Stated goal – Write the material out again exactly as it stands.

Figure record extracts –
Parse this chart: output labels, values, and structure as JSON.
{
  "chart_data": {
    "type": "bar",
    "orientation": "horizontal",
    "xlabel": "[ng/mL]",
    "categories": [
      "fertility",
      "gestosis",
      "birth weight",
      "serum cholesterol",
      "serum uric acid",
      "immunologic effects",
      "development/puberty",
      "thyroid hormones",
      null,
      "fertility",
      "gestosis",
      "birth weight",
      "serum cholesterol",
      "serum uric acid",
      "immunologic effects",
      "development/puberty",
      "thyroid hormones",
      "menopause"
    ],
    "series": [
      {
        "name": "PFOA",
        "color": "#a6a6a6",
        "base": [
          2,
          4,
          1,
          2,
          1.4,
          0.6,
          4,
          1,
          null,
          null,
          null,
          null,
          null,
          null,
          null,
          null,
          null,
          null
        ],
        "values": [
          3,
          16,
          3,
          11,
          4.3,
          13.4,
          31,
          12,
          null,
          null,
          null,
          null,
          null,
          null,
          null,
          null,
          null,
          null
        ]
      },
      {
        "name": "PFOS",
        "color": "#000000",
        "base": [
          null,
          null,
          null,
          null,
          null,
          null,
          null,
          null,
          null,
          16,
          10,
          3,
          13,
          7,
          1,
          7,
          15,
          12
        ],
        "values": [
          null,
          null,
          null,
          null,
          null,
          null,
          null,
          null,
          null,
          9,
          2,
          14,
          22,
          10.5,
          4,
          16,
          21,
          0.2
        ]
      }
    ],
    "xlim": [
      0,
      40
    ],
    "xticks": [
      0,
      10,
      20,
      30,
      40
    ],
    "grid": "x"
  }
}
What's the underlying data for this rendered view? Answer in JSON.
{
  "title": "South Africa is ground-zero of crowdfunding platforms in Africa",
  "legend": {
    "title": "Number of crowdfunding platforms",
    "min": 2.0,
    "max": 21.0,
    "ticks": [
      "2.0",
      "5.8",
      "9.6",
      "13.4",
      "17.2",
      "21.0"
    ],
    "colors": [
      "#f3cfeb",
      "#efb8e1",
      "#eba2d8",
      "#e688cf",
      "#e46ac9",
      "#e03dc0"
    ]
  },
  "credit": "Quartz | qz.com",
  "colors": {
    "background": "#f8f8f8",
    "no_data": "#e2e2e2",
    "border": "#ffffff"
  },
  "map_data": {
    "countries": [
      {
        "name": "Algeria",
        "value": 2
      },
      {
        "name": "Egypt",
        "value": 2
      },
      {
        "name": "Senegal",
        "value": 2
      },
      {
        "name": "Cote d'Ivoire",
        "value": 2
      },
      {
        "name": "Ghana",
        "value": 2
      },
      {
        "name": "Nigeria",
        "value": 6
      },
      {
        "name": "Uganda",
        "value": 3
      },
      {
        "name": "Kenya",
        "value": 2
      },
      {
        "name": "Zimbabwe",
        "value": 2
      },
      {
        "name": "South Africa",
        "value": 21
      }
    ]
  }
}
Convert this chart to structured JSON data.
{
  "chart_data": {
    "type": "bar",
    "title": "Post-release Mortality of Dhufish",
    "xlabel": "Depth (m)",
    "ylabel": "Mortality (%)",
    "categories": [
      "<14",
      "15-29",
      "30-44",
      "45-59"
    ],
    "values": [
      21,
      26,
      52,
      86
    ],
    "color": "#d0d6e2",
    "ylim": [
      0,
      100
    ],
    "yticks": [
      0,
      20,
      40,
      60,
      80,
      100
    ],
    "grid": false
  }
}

Result of this exercise –
Parse this chart: output labels, values, and structure as JSON.
{
  "chart_data": {
    "type": "bar",
    "orientation": "horizontal",
    "xlabel": "[ng/mL]",
    "categories": [
      "fertility",
      "gestosis",
      "birth weight",
      "serum cholesterol",
      "serum uric acid",
      "immunologic effects",
      "development/puberty",
      "thyroid hormones",
      null,
      "fertility",
      "gestosis",
      "birth weight",
      "serum cholesterol",
      "serum uric acid",
      "immunologic effects",
      "development/puberty",
      "thyroid hormones",
      "menopause"
    ],
    "series": [
      {
        "name": "PFOA",
        "color": "#a6a6a6",
        "base": [
          2,
          4,
          1,
          2,
          1.4,
          0.6,
          4,
          1,
          null,
          null,
          null,
          null,
          null,
          null,
          null,
          null,
          null,
          null
        ],
        "values": [
          3,
          16,
          3,
          11,
          4.3,
          13.4,
          31,
          12,
          null,
          null,
          null,
          null,
          null,
          null,
          null,
          null,
          null,
          null
        ]
      },
      {
        "name": "PFOS",
        "color": "#000000",
        "base": [
          null,
          null,
          null,
          null,
          null,
          null,
          null,
          null,
          null,
          16,
          10,
          3,
          13,
          7,
          1,
          7,
          15,
          12
        ],
        "values": [
          null,
          null,
          null,
          null,
          null,
          null,
          null,
          null,
          null,
          9,
          2,
          14,
          22,
          10.5,
          4,
          16,
          21,
          0.2
        ]
      }
    ],
    "xlim": [
      0,
      40
    ],
    "xticks": [
      0,
      10,
      20,
      30,
      40
    ],
    "grid": "x"
  }
}
What's the underlying data for this rendered view? Answer in JSON.
{
  "title": "South Africa is ground-zero of crowdfunding platforms in Africa",
  "legend": {
    "title": "Number of crowdfunding platforms",
    "min": 2.0,
    "max": 21.0,
    "ticks": [
      "2.0",
      "5.8",
      "9.6",
      "13.4",
      "17.2",
      "21.0"
    ],
    "colors": [
      "#f3cfeb",
      "#efb8e1",
      "#eba2d8",
      "#e688cf",
      "#e46ac9",
      "#e03dc0"
    ]
  },
  "credit": "Quartz | qz.com",
  "colors": {
    "background": "#f8f8f8",
    "no_data": "#e2e2e2",
    "border": "#ffffff"
  },
  "map_data": {
    "countries": [
      {
        "name": "Algeria",
        "value": 2
      },
      {
        "name": "Egypt",
        "value": 2
      },
      {
        "name": "Senegal",
        "value": 2
      },
      {
        "name": "Cote d'Ivoire",
        "value": 2
      },
      {
        "name": "Ghana",
        "value": 2
      },
      {
        "name": "Nigeria",
        "value": 6
      },
      {
        "name": "Uganda",
        "value": 3
      },
      {
        "name": "Kenya",
        "value": 2
      },
      {
        "name": "Zimbabwe",
        "value": 2
      },
      {
        "name": "South Africa",
        "value": 21
      }
    ]
  }
}
Convert this chart to structured JSON data.
{
  "chart_data": {
    "type": "bar",
    "title": "Post-release Mortality of Dhufish",
    "xlabel": "Depth (m)",
    "ylabel": "Mortality (%)",
    "categories": [
      "<14",
      "15-29",
      "30-44",
      "45-59"
    ],
    "values": [
      21,
      26,
      52,
      86
    ],
    "color": "#d0d6e2",
    "ylim": [
      0,
      100
    ],
    "yticks": [
      0,
      20,
      40,
      60,
      80,
      100
    ],
    "grid": false
  }
}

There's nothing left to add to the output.